-- begin --

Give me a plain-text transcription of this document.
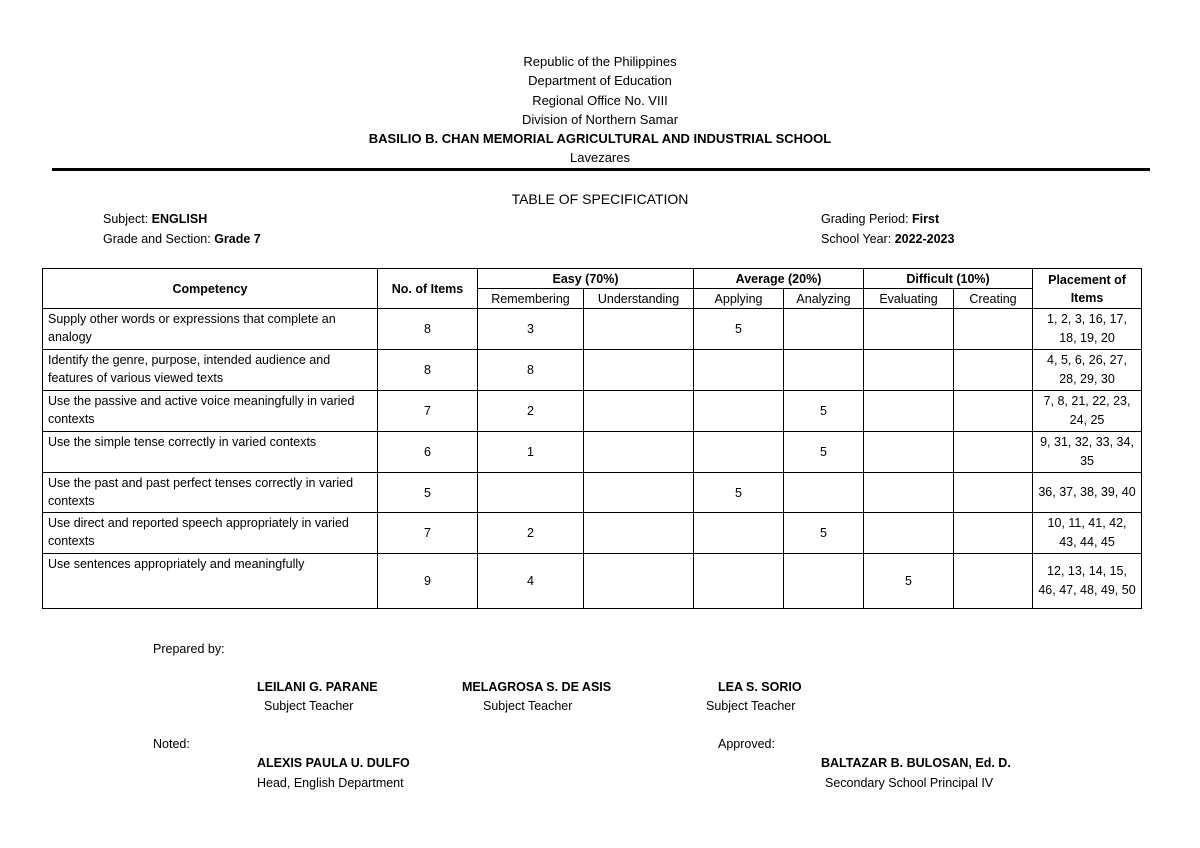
Republic of the Philippines
Department of Education
Regional Office No. VIII
Division of Northern Samar
BASILIO B. CHAN MEMORIAL AGRICULTURAL AND INDUSTRIAL SCHOOL
Lavezares
TABLE OF SPECIFICATION
Subject: ENGLISH
Grade and Section: Grade 7
Grading Period: First
School Year: 2022-2023
Competency	No. of Items	Easy (70%)		Average (20%)		Difficult (10%)		Placement of Items
		Remembering	Understanding	Applying	Analyzing	Evaluating	Creating	
Supply other words or expressions that complete an analogy	8	3		5				1, 2, 3, 16, 17, 18, 19, 20
Identify the genre, purpose, intended audience and features of various viewed texts	8	8						4, 5, 6, 26, 27, 28, 29, 30
Use the passive and active voice meaningfully in varied contexts	7	2			5			7, 8, 21, 22, 23, 24, 25
Use the simple tense correctly in varied contexts	6	1			5			9, 31, 32, 33, 34, 35
Use the past and past perfect tenses correctly in varied contexts	5			5				36, 37, 38, 39, 40
Use direct and reported speech appropriately in varied contexts	7	2			5			10, 11, 41, 42, 43, 44, 45
Use sentences appropriately and meaningfully	9	4				5		12, 13, 14, 15, 46, 47, 48, 49, 50
Prepared by:
LEILANI G. PARANE
Subject Teacher
MELAGROSA S. DE ASIS
Subject Teacher
LEA S. SORIO
Subject Teacher
Noted:
ALEXIS PAULA U. DULFO
Head, English Department
Approved:
BALTAZAR B. BULOSAN, Ed. D.
Secondary School Principal IV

-- end --

Search the entries for "contexts" and copy out each line that has it.

#### Written solution:
Use the passive and active voice meaningfully in varied contexts	7	2			5			7, 8, 21, 22, 23, 24, 25
Use the simple tense correctly in varied contexts	6	1			5			9, 31, 32, 33, 34, 35
Use the past and past perfect tenses correctly in varied contexts	5			5				36, 37, 38, 39, 40
Use direct and reported speech appropriately in varied contexts	7	2			5			10, 11, 41, 42, 43, 44, 45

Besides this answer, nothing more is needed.